→ **WHAT YOU NEED TO DO**: Reproduce the listing below verbatim.
━━━━━━━━━━━━━━━━
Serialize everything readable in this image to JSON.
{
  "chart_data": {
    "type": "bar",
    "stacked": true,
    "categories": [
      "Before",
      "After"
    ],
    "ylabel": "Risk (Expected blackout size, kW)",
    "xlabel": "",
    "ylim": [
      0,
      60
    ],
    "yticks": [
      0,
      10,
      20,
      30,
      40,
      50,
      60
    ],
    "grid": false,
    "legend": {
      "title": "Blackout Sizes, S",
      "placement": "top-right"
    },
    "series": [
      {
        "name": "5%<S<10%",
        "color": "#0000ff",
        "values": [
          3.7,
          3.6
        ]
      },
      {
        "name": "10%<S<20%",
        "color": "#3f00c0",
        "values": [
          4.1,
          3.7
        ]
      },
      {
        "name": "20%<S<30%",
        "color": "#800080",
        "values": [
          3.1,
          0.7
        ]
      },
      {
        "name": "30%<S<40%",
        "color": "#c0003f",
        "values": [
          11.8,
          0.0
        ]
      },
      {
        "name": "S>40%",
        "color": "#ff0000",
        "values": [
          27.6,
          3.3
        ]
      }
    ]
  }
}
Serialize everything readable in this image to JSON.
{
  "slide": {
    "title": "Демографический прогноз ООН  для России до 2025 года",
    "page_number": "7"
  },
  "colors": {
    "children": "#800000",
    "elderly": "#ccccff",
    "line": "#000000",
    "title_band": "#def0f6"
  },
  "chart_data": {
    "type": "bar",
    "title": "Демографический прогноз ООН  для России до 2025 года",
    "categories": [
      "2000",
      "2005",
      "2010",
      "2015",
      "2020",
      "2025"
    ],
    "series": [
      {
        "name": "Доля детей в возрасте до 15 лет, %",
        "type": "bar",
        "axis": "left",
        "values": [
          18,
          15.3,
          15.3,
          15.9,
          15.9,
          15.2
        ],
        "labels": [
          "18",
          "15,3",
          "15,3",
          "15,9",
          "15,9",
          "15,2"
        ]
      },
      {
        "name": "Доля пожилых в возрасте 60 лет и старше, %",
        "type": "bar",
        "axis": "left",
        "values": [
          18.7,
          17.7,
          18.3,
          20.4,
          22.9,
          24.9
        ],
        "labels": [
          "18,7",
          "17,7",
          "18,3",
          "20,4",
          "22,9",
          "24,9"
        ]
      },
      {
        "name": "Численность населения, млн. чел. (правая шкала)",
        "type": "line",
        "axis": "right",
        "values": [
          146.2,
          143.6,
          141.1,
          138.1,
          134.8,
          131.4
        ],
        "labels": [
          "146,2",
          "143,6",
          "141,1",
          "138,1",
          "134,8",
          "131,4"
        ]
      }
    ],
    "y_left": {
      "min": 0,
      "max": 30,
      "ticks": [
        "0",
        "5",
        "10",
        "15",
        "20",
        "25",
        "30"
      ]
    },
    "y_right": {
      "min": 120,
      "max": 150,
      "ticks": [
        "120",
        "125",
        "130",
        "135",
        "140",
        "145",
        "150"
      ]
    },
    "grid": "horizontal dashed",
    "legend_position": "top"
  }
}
━━━━━━━━━━━━━━━━
→ **COMPLETED TASK**:
Serialize everything readable in this image to JSON.
{
  "chart_data": {
    "type": "bar",
    "stacked": true,
    "categories": [
      "Before",
      "After"
    ],
    "ylabel": "Risk (Expected blackout size, kW)",
    "xlabel": "",
    "ylim": [
      0,
      60
    ],
    "yticks": [
      0,
      10,
      20,
      30,
      40,
      50,
      60
    ],
    "grid": false,
    "legend": {
      "title": "Blackout Sizes, S",
      "placement": "top-right"
    },
    "series": [
      {
        "name": "5%<S<10%",
        "color": "#0000ff",
        "values": [
          3.7,
          3.6
        ]
      },
      {
        "name": "10%<S<20%",
        "color": "#3f00c0",
        "values": [
          4.1,
          3.7
        ]
      },
      {
        "name": "20%<S<30%",
        "color": "#800080",
        "values": [
          3.1,
          0.7
        ]
      },
      {
        "name": "30%<S<40%",
        "color": "#c0003f",
        "values": [
          11.8,
          0.0
        ]
      },
      {
        "name": "S>40%",
        "color": "#ff0000",
        "values": [
          27.6,
          3.3
        ]
      }
    ]
  }
}
Serialize everything readable in this image to JSON.
{
  "slide": {
    "title": "Демографический прогноз ООН  для России до 2025 года",
    "page_number": "7"
  },
  "colors": {
    "children": "#800000",
    "elderly": "#ccccff",
    "line": "#000000",
    "title_band": "#def0f6"
  },
  "chart_data": {
    "type": "bar",
    "title": "Демографический прогноз ООН  для России до 2025 года",
    "categories": [
      "2000",
      "2005",
      "2010",
      "2015",
      "2020",
      "2025"
    ],
    "series": [
      {
        "name": "Доля детей в возрасте до 15 лет, %",
        "type": "bar",
        "axis": "left",
        "values": [
          18,
          15.3,
          15.3,
          15.9,
          15.9,
          15.2
        ],
        "labels": [
          "18",
          "15,3",
          "15,3",
          "15,9",
          "15,9",
          "15,2"
        ]
      },
      {
        "name": "Доля пожилых в возрасте 60 лет и старше, %",
        "type": "bar",
        "axis": "left",
        "values": [
          18.7,
          17.7,
          18.3,
          20.4,
          22.9,
          24.9
        ],
        "labels": [
          "18,7",
          "17,7",
          "18,3",
          "20,4",
          "22,9",
          "24,9"
        ]
      },
      {
        "name": "Численность населения, млн. чел. (правая шкала)",
        "type": "line",
        "axis": "right",
        "values": [
          146.2,
          143.6,
          141.1,
          138.1,
          134.8,
          131.4
        ],
        "labels": [
          "146,2",
          "143,6",
          "141,1",
          "138,1",
          "134,8",
          "131,4"
        ]
      }
    ],
    "y_left": {
      "min": 0,
      "max": 30,
      "ticks": [
        "0",
        "5",
        "10",
        "15",
        "20",
        "25",
        "30"
      ]
    },
    "y_right": {
      "min": 120,
      "max": 150,
      "ticks": [
        "120",
        "125",
        "130",
        "135",
        "140",
        "145",
        "150"
      ]
    },
    "grid": "horizontal dashed",
    "legend_position": "top"
  }
}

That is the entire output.